▶ Task statement:
Pick out the lines below that include the string "content".

## begin

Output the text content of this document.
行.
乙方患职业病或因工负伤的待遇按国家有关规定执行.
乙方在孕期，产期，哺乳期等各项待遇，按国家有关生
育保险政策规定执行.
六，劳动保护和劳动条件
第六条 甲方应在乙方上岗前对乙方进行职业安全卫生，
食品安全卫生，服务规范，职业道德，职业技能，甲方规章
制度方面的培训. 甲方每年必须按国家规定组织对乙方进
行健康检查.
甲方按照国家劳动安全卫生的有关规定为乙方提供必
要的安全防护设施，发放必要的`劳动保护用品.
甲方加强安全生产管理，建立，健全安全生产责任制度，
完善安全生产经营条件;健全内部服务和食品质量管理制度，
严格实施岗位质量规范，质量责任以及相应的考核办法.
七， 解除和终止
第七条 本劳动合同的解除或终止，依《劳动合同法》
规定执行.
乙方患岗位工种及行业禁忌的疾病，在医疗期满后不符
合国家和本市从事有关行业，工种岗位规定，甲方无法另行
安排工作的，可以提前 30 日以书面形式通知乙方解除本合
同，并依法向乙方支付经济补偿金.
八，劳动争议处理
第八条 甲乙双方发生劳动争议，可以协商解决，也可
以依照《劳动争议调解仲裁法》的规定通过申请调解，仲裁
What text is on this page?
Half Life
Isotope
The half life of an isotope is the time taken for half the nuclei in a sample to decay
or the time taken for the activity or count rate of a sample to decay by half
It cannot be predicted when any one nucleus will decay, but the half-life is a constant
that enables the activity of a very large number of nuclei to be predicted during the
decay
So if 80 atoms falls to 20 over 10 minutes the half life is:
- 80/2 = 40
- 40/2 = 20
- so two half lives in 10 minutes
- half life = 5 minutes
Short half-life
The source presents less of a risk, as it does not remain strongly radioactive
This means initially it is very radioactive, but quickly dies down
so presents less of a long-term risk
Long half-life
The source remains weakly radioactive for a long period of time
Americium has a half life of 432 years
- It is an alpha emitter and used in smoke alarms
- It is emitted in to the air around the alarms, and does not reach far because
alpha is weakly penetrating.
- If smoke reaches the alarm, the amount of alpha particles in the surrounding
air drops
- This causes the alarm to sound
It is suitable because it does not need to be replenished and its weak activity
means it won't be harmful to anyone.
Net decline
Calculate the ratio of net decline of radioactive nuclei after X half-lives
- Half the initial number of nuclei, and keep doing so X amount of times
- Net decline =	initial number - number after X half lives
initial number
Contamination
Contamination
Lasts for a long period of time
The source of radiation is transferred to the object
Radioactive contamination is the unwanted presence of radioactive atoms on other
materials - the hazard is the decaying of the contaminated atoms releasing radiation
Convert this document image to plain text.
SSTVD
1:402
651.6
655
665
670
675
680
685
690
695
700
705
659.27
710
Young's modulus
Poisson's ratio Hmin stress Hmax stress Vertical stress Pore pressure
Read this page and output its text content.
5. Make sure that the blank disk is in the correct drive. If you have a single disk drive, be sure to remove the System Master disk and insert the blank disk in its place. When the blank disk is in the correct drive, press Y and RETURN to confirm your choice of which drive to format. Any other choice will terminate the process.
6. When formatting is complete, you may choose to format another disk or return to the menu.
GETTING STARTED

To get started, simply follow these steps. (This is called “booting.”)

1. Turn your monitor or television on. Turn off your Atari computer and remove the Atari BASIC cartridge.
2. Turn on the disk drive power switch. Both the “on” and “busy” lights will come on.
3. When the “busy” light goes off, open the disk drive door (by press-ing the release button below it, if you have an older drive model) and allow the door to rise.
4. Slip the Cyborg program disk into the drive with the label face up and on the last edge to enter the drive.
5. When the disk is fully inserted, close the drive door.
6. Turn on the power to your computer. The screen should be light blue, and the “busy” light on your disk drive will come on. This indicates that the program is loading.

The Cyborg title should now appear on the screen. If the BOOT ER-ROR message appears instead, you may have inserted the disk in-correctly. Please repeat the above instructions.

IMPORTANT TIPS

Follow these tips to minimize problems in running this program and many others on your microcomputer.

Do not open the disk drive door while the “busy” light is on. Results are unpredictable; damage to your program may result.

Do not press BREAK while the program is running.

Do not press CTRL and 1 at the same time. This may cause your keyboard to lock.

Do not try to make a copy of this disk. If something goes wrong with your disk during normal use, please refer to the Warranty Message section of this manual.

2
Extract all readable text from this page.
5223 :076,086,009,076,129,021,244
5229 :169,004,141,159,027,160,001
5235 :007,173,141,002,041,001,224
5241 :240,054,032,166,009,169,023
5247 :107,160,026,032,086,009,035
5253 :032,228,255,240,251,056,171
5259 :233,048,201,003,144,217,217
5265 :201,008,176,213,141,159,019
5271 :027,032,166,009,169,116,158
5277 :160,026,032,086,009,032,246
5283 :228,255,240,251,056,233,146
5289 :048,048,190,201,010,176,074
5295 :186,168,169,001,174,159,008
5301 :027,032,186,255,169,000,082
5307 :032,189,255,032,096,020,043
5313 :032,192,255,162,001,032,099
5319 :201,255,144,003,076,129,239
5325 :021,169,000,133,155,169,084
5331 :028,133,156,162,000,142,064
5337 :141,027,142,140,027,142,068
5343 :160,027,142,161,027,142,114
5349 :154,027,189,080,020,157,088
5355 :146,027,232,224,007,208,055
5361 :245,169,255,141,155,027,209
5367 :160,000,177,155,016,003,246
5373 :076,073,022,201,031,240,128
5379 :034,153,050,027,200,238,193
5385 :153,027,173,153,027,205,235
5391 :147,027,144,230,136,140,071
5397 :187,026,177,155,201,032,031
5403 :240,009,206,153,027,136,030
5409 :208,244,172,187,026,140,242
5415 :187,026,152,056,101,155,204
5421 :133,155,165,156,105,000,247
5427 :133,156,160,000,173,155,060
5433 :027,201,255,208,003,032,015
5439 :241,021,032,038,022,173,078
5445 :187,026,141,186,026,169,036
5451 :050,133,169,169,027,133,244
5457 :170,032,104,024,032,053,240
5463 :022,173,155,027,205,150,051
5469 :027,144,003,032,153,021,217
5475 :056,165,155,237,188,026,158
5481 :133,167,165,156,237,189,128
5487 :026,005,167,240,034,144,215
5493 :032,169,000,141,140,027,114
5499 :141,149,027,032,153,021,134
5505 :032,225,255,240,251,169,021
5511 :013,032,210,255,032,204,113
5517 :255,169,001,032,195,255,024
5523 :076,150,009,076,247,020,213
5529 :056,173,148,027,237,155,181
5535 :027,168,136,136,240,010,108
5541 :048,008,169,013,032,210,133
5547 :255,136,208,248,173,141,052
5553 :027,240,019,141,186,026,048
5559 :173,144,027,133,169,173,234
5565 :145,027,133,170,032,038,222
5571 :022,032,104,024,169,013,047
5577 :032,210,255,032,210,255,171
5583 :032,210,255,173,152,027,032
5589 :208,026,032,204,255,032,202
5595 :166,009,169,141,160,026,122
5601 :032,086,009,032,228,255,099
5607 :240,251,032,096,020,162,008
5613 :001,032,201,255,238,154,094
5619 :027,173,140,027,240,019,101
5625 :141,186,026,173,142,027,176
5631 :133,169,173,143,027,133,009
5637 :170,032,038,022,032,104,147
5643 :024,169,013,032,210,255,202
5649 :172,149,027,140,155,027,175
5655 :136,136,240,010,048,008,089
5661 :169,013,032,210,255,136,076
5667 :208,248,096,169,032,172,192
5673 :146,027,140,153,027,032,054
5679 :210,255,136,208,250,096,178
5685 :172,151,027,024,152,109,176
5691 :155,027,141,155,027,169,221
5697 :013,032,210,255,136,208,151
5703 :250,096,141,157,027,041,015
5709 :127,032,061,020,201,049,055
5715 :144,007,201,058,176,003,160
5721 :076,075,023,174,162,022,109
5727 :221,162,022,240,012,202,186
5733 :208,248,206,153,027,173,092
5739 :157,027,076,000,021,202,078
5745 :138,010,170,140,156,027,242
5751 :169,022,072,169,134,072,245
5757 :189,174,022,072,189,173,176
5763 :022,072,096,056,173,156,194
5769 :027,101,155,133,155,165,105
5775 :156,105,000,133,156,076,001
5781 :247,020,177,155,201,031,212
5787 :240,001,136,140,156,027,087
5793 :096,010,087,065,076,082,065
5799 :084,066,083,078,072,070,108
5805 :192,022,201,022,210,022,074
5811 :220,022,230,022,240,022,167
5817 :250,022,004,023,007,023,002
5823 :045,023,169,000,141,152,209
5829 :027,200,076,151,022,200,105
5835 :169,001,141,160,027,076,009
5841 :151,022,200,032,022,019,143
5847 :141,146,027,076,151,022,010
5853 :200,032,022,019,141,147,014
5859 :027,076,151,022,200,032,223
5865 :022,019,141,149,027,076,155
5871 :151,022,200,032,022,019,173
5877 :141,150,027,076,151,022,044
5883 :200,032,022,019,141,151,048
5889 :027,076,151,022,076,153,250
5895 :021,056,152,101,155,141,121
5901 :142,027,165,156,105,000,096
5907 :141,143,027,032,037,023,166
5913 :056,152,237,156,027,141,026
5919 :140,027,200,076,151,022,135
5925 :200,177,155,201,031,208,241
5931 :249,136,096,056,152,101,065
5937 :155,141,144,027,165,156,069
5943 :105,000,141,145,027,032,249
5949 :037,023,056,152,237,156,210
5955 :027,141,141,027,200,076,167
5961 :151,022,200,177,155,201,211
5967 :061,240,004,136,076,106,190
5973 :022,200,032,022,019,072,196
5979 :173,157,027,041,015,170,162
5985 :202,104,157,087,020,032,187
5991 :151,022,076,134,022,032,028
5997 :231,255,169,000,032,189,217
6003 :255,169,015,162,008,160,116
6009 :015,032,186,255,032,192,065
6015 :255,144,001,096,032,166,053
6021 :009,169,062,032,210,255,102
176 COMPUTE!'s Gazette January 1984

## end

▶ The solution:
Output the text content of this document.
Read this page and output its text content.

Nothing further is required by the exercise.